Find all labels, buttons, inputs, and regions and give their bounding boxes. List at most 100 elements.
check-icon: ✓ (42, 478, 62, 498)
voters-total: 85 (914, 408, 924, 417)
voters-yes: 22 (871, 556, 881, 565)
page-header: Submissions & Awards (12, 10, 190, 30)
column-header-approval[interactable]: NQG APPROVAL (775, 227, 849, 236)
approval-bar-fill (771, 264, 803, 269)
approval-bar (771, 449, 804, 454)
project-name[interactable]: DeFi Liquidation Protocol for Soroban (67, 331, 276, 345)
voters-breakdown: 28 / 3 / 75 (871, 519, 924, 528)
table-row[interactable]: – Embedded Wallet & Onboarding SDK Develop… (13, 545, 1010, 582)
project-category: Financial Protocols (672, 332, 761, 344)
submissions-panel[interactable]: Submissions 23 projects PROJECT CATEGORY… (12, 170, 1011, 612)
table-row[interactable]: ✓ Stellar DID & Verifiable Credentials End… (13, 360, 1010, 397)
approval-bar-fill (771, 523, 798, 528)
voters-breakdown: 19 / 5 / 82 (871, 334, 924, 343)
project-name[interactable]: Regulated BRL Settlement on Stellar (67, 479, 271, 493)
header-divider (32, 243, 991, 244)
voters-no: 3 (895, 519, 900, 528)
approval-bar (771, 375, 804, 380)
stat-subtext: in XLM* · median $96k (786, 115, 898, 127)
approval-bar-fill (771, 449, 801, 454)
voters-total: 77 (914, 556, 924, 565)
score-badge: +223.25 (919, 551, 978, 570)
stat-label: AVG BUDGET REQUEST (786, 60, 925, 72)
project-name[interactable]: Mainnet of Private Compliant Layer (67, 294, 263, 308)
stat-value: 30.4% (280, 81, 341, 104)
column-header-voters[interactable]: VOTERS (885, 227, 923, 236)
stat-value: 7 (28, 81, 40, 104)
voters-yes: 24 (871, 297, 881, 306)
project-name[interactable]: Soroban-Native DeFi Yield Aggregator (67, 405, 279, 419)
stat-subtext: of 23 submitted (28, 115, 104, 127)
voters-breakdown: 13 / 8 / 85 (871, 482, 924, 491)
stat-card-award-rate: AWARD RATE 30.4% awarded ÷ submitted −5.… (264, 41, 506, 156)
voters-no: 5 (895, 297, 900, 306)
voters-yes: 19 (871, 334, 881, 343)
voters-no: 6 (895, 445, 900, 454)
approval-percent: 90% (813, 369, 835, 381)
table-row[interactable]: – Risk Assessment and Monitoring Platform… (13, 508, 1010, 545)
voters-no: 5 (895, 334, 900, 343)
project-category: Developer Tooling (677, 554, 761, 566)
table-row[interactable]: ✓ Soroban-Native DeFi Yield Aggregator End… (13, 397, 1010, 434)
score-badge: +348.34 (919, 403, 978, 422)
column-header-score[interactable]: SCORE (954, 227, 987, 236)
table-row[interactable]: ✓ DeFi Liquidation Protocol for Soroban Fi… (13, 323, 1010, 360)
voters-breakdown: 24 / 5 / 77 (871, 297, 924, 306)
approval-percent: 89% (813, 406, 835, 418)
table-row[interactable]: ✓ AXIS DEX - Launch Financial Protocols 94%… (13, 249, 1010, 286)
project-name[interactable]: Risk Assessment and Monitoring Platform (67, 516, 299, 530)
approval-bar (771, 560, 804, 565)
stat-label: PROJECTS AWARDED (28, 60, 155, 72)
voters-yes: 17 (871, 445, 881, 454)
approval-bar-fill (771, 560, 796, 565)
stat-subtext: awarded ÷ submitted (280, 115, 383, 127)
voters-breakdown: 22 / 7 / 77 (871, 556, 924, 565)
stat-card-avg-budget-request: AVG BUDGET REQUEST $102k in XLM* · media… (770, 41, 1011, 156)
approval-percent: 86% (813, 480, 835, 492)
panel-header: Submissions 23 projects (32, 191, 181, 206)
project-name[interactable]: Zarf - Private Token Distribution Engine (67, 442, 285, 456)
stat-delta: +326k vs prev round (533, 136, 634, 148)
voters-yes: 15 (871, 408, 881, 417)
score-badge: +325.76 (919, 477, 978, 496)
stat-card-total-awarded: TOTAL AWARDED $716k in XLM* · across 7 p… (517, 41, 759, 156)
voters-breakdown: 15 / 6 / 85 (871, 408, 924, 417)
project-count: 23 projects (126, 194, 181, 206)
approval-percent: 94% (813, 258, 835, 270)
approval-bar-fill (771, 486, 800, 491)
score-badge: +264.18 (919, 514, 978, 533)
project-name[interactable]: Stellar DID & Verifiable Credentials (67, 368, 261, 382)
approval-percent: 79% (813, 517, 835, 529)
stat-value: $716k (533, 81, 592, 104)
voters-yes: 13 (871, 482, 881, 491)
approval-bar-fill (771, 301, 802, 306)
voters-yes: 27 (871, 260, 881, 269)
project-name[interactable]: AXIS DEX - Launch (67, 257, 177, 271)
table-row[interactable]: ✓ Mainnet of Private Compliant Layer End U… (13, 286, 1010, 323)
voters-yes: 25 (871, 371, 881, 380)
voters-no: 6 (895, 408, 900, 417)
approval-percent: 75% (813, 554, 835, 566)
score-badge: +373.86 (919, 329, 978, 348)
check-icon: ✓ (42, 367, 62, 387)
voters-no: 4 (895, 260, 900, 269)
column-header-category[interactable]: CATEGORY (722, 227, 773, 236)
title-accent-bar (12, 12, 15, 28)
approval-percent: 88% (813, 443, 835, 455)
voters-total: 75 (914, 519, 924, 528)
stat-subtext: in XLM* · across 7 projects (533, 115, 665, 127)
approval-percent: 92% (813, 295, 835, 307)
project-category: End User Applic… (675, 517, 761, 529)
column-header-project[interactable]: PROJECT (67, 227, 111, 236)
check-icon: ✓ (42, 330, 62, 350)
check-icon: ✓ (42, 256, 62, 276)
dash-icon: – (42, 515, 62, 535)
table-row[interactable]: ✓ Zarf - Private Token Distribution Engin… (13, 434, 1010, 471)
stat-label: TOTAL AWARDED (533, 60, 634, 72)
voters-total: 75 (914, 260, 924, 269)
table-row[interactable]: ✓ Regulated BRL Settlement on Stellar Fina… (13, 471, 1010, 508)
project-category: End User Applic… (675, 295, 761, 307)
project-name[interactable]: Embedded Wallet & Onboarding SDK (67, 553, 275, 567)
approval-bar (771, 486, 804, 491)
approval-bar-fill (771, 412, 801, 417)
----
▶ What to do
Rewrite every line of the listing above as a Markdown table with the columns "Number" and "Text", one row per line, and skip any blank lines.

▶ Problem solution
| Number | Text |
|---|---|
| 1 | Find all labels, buttons, inputs, and regions and give their bounding boxes. List at most 100 elements. |
| 2 | check-icon: ✓ (42, 478, 62, 498) |
| 3 | voters-total: 85 (914, 408, 924, 417) |
| 4 | voters-yes: 22 (871, 556, 881, 565) |
| 5 | page-header: Submissions & Awards (12, 10, 190, 30) |
| 6 | column-header-approval[interactable]: NQG APPROVAL (775, 227, 849, 236) |
| 7 | approval-bar-fill (771, 264, 803, 269) |
| 8 | approval-bar (771, 449, 804, 454) |
| 9 | project-name[interactable]: DeFi Liquidation Protocol for Soroban (67, 331, 276, 345) |
| 10 | voters-breakdown: 28 / 3 / 75 (871, 519, 924, 528) |
| 11 | table-row[interactable]: – Embedded Wallet & Onboarding SDK Develop… (13, 545, 1010, 582) |
| 12 | project-category: Financial Protocols (672, 332, 761, 344) |
| 13 | submissions-panel[interactable]: Submissions 23 projects PROJECT CATEGORY… (12, 170, 1011, 612) |
| 14 | table-row[interactable]: ✓ Stellar DID & Verifiable Credentials End… (13, 360, 1010, 397) |
| 15 | approval-bar-fill (771, 523, 798, 528) |
| 16 | voters-breakdown: 19 / 5 / 82 (871, 334, 924, 343) |
| 17 | project-name[interactable]: Regulated BRL Settlement on Stellar (67, 479, 271, 493) |
| 18 | header-divider (32, 243, 991, 244) |
| 19 | voters-no: 3 (895, 519, 900, 528) |
| 20 | approval-bar (771, 375, 804, 380) |
| 21 | stat-subtext: in XLM* · median $96k (786, 115, 898, 127) |
| 22 | approval-bar-fill (771, 449, 801, 454) |
| 23 | voters-total: 77 (914, 556, 924, 565) |
| 24 | score-badge: +223.25 (919, 551, 978, 570) |
| 25 | stat-label: AVG BUDGET REQUEST (786, 60, 925, 72) |
| 26 | project-name[interactable]: Mainnet of Private Compliant Layer (67, 294, 263, 308) |
| 27 | stat-value: 30.4% (280, 81, 341, 104) |
| 28 | column-header-voters[interactable]: VOTERS (885, 227, 923, 236) |
| 29 | stat-value: 7 (28, 81, 40, 104) |
| 30 | voters-yes: 24 (871, 297, 881, 306) |
| 31 | project-name[interactable]: Soroban-Native DeFi Yield Aggregator (67, 405, 279, 419) |
| 32 | stat-subtext: of 23 submitted (28, 115, 104, 127) |
| 33 | voters-breakdown: 13 / 8 / 85 (871, 482, 924, 491) |
| 34 | stat-card-award-rate: AWARD RATE 30.4% awarded ÷ submitted −5.… (264, 41, 506, 156) |
| 35 | voters-no: 5 (895, 297, 900, 306) |
| 36 | voters-yes: 19 (871, 334, 881, 343) |
| 37 | voters-no: 6 (895, 445, 900, 454) |
| 38 | approval-percent: 90% (813, 369, 835, 381) |
| 39 | table-row[interactable]: – Risk Assessment and Monitoring Platform… (13, 508, 1010, 545) |
| 40 | voters-no: 5 (895, 334, 900, 343) |
| 41 | project-category: Developer Tooling (677, 554, 761, 566) |
| 42 | table-row[interactable]: ✓ Soroban-Native DeFi Yield Aggregator End… (13, 397, 1010, 434) |
| 43 | score-badge: +348.34 (919, 403, 978, 422) |
| 44 | column-header-score[interactable]: SCORE (954, 227, 987, 236) |
| 45 | table-row[interactable]: ✓ DeFi Liquidation Protocol for Soroban Fi… (13, 323, 1010, 360) |
| 46 | voters-breakdown: 24 / 5 / 77 (871, 297, 924, 306) |
| 47 | approval-percent: 89% (813, 406, 835, 418) |
| 48 | table-row[interactable]: ✓ AXIS DEX - Launch Financial Protocols 94%… (13, 249, 1010, 286) |
| 49 | project-name[interactable]: Risk Assessment and Monitoring Platform (67, 516, 299, 530) |
| 50 | approval-bar (771, 560, 804, 565) |
| 51 | stat-label: PROJECTS AWARDED (28, 60, 155, 72) |
| 52 | voters-yes: 17 (871, 445, 881, 454) |
| 53 | approval-bar-fill (771, 560, 796, 565) |
| 54 | stat-subtext: awarded ÷ submitted (280, 115, 383, 127) |
| 55 | voters-breakdown: 22 / 7 / 77 (871, 556, 924, 565) |
| 56 | stat-card-avg-budget-request: AVG BUDGET REQUEST $102k in XLM* · media… (770, 41, 1011, 156) |
| 57 | approval-percent: 86% (813, 480, 835, 492) |
| 58 | panel-header: Submissions 23 projects (32, 191, 181, 206) |
| 59 | project-name[interactable]: Zarf - Private Token Distribution Engine (67, 442, 285, 456) |
| 60 | stat-delta: +326k vs prev round (533, 136, 634, 148) |
| 61 | voters-yes: 15 (871, 408, 881, 417) |
| 62 | score-badge: +325.76 (919, 477, 978, 496) |
| 63 | stat-card-total-awarded: TOTAL AWARDED $716k in XLM* · across 7 p… (517, 41, 759, 156) |
| 64 | voters-breakdown: 15 / 6 / 85 (871, 408, 924, 417) |
| 65 | project-count: 23 projects (126, 194, 181, 206) |
| 66 | approval-percent: 94% (813, 258, 835, 270) |
| 67 | approval-bar-fill (771, 486, 800, 491) |
| 68 | score-badge: +264.18 (919, 514, 978, 533) |
| 69 | project-name[interactable]: Stellar DID & Verifiable Credentials (67, 368, 261, 382) |
| 70 | approval-percent: 79% (813, 517, 835, 529) |
| 71 | stat-value: $716k (533, 81, 592, 104) |
| 72 | voters-yes: 13 (871, 482, 881, 491) |
| 73 | approval-bar-fill (771, 301, 802, 306) |
| 74 | voters-yes: 27 (871, 260, 881, 269) |
| 75 | project-name[interactable]: AXIS DEX - Launch (67, 257, 177, 271) |
| 76 | table-row[interactable]: ✓ Mainnet of Private Compliant Layer End U… (13, 286, 1010, 323) |
| 77 | voters-yes: 25 (871, 371, 881, 380) |
| 78 | voters-no: 6 (895, 408, 900, 417) |
| 79 | approval-percent: 75% (813, 554, 835, 566) |
| 80 | score-badge: +373.86 (919, 329, 978, 348) |
| 81 | check-icon: ✓ (42, 367, 62, 387) |
| 82 | voters-no: 4 (895, 260, 900, 269) |
| 83 | column-header-category[interactable]: CATEGORY (722, 227, 773, 236) |
| 84 | title-accent-bar (12, 12, 15, 28) |
| 85 | approval-percent: 88% (813, 443, 835, 455) |
| 86 | voters-total: 75 (914, 519, 924, 528) |
| 87 | stat-subtext: in XLM* · across 7 projects (533, 115, 665, 127) |
| 88 | approval-percent: 92% (813, 295, 835, 307) |
| 89 | project-category: End User Applic… (675, 517, 761, 529) |
| 90 | column-header-project[interactable]: PROJECT (67, 227, 111, 236) |
| 91 | check-icon: ✓ (42, 330, 62, 350) |
| 92 | check-icon: ✓ (42, 256, 62, 276) |
| 93 | dash-icon: – (42, 515, 62, 535) |
| 94 | table-row[interactable]: ✓ Zarf - Private Token Distribution Engin… (13, 434, 1010, 471) |
| 95 | stat-label: TOTAL AWARDED (533, 60, 634, 72) |
| 96 | voters-total: 75 (914, 260, 924, 269) |
| 97 | table-row[interactable]: ✓ Regulated BRL Settlement on Stellar Fina… (13, 471, 1010, 508) |
| 98 | project-category: End User Applic… (675, 295, 761, 307) |
| 99 | project-name[interactable]: Embedded Wallet & Onboarding SDK (67, 553, 275, 567) |
| 100 | approval-bar (771, 486, 804, 491) |
| 101 | approval-bar-fill (771, 412, 801, 417) |